The complete listing should be restated exactly.

_ _ _

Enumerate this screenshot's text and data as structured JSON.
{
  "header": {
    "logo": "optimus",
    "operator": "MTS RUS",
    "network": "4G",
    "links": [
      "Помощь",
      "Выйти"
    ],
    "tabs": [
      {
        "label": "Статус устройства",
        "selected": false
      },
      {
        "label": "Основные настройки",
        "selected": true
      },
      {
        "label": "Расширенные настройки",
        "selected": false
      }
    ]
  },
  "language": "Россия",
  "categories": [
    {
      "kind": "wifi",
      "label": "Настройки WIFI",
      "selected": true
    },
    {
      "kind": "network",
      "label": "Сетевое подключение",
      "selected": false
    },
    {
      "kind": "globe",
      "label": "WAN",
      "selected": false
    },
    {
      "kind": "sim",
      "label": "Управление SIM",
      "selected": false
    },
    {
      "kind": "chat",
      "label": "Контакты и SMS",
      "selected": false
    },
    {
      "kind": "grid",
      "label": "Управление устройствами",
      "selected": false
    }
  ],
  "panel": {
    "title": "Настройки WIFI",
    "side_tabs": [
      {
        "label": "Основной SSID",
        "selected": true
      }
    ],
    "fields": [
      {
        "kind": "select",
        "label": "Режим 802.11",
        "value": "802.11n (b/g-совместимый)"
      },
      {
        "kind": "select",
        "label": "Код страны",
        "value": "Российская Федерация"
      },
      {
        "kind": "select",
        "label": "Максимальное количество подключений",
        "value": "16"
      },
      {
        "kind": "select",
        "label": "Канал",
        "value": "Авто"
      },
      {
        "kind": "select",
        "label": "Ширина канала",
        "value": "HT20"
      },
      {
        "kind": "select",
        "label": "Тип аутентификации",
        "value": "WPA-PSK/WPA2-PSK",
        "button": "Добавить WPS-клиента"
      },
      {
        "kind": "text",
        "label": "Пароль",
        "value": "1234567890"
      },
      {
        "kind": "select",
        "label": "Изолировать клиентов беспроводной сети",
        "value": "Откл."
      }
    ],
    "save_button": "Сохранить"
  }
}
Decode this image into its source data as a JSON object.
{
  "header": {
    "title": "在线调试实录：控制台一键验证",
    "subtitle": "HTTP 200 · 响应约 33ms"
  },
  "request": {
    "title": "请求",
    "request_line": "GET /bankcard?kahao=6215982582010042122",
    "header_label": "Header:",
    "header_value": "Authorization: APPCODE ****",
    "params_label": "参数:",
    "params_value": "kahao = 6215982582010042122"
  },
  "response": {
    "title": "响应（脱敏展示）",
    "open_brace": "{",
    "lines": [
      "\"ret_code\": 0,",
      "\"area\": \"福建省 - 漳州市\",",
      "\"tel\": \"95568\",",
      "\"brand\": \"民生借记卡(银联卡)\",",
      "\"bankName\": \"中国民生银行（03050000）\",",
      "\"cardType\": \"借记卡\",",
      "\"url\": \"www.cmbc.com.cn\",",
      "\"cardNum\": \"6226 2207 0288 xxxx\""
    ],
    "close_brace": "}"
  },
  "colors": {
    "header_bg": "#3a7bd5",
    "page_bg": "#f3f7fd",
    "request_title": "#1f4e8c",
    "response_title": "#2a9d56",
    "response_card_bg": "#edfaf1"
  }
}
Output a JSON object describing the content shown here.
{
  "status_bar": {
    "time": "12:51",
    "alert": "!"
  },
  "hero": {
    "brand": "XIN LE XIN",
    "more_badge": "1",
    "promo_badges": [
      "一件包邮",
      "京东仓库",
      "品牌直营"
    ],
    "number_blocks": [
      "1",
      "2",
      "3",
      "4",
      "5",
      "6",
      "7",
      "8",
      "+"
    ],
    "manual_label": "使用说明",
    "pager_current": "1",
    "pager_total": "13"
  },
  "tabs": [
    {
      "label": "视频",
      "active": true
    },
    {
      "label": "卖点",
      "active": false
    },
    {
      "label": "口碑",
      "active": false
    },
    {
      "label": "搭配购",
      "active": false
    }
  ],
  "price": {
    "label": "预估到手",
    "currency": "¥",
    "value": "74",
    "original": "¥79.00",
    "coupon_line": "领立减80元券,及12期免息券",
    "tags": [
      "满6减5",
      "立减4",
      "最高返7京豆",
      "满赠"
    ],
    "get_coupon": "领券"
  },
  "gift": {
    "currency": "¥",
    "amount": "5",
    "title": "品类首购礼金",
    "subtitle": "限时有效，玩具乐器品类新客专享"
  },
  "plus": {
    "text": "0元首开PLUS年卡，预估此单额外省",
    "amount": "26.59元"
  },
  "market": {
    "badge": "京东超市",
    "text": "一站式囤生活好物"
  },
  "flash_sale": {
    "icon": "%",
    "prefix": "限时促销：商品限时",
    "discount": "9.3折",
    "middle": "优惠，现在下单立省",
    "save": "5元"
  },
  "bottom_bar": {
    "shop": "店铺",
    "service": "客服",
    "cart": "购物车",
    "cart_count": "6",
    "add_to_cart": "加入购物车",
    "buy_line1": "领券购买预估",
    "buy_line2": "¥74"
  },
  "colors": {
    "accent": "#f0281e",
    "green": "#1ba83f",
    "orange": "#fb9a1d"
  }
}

_ _ _

Solution to this exercise.
Enumerate this screenshot's text and data as structured JSON.
{
  "header": {
    "logo": "optimus",
    "operator": "MTS RUS",
    "network": "4G",
    "links": [
      "Помощь",
      "Выйти"
    ],
    "tabs": [
      {
        "label": "Статус устройства",
        "selected": false
      },
      {
        "label": "Основные настройки",
        "selected": true
      },
      {
        "label": "Расширенные настройки",
        "selected": false
      }
    ]
  },
  "language": "Россия",
  "categories": [
    {
      "kind": "wifi",
      "label": "Настройки WIFI",
      "selected": true
    },
    {
      "kind": "network",
      "label": "Сетевое подключение",
      "selected": false
    },
    {
      "kind": "globe",
      "label": "WAN",
      "selected": false
    },
    {
      "kind": "sim",
      "label": "Управление SIM",
      "selected": false
    },
    {
      "kind": "chat",
      "label": "Контакты и SMS",
      "selected": false
    },
    {
      "kind": "grid",
      "label": "Управление устройствами",
      "selected": false
    }
  ],
  "panel": {
    "title": "Настройки WIFI",
    "side_tabs": [
      {
        "label": "Основной SSID",
        "selected": true
      }
    ],
    "fields": [
      {
        "kind": "select",
        "label": "Режим 802.11",
        "value": "802.11n (b/g-совместимый)"
      },
      {
        "kind": "select",
        "label": "Код страны",
        "value": "Российская Федерация"
      },
      {
        "kind": "select",
        "label": "Максимальное количество подключений",
        "value": "16"
      },
      {
        "kind": "select",
        "label": "Канал",
        "value": "Авто"
      },
      {
        "kind": "select",
        "label": "Ширина канала",
        "value": "HT20"
      },
      {
        "kind": "select",
        "label": "Тип аутентификации",
        "value": "WPA-PSK/WPA2-PSK",
        "button": "Добавить WPS-клиента"
      },
      {
        "kind": "text",
        "label": "Пароль",
        "value": "1234567890"
      },
      {
        "kind": "select",
        "label": "Изолировать клиентов беспроводной сети",
        "value": "Откл."
      }
    ],
    "save_button": "Сохранить"
  }
}
Decode this image into its source data as a JSON object.
{
  "header": {
    "title": "在线调试实录：控制台一键验证",
    "subtitle": "HTTP 200 · 响应约 33ms"
  },
  "request": {
    "title": "请求",
    "request_line": "GET /bankcard?kahao=6215982582010042122",
    "header_label": "Header:",
    "header_value": "Authorization: APPCODE ****",
    "params_label": "参数:",
    "params_value": "kahao = 6215982582010042122"
  },
  "response": {
    "title": "响应（脱敏展示）",
    "open_brace": "{",
    "lines": [
      "\"ret_code\": 0,",
      "\"area\": \"福建省 - 漳州市\",",
      "\"tel\": \"95568\",",
      "\"brand\": \"民生借记卡(银联卡)\",",
      "\"bankName\": \"中国民生银行（03050000）\",",
      "\"cardType\": \"借记卡\",",
      "\"url\": \"www.cmbc.com.cn\",",
      "\"cardNum\": \"6226 2207 0288 xxxx\""
    ],
    "close_brace": "}"
  },
  "colors": {
    "header_bg": "#3a7bd5",
    "page_bg": "#f3f7fd",
    "request_title": "#1f4e8c",
    "response_title": "#2a9d56",
    "response_card_bg": "#edfaf1"
  }
}
Output a JSON object describing the content shown here.
{
  "status_bar": {
    "time": "12:51",
    "alert": "!"
  },
  "hero": {
    "brand": "XIN LE XIN",
    "more_badge": "1",
    "promo_badges": [
      "一件包邮",
      "京东仓库",
      "品牌直营"
    ],
    "number_blocks": [
      "1",
      "2",
      "3",
      "4",
      "5",
      "6",
      "7",
      "8",
      "+"
    ],
    "manual_label": "使用说明",
    "pager_current": "1",
    "pager_total": "13"
  },
  "tabs": [
    {
      "label": "视频",
      "active": true
    },
    {
      "label": "卖点",
      "active": false
    },
    {
      "label": "口碑",
      "active": false
    },
    {
      "label": "搭配购",
      "active": false
    }
  ],
  "price": {
    "label": "预估到手",
    "currency": "¥",
    "value": "74",
    "original": "¥79.00",
    "coupon_line": "领立减80元券,及12期免息券",
    "tags": [
      "满6减5",
      "立减4",
      "最高返7京豆",
      "满赠"
    ],
    "get_coupon": "领券"
  },
  "gift": {
    "currency": "¥",
    "amount": "5",
    "title": "品类首购礼金",
    "subtitle": "限时有效，玩具乐器品类新客专享"
  },
  "plus": {
    "text": "0元首开PLUS年卡，预估此单额外省",
    "amount": "26.59元"
  },
  "market": {
    "badge": "京东超市",
    "text": "一站式囤生活好物"
  },
  "flash_sale": {
    "icon": "%",
    "prefix": "限时促销：商品限时",
    "discount": "9.3折",
    "middle": "优惠，现在下单立省",
    "save": "5元"
  },
  "bottom_bar": {
    "shop": "店铺",
    "service": "客服",
    "cart": "购物车",
    "cart_count": "6",
    "add_to_cart": "加入购物车",
    "buy_line1": "领券购买预估",
    "buy_line2": "¥74"
  },
  "colors": {
    "accent": "#f0281e",
    "green": "#1ba83f",
    "orange": "#fb9a1d"
  }
}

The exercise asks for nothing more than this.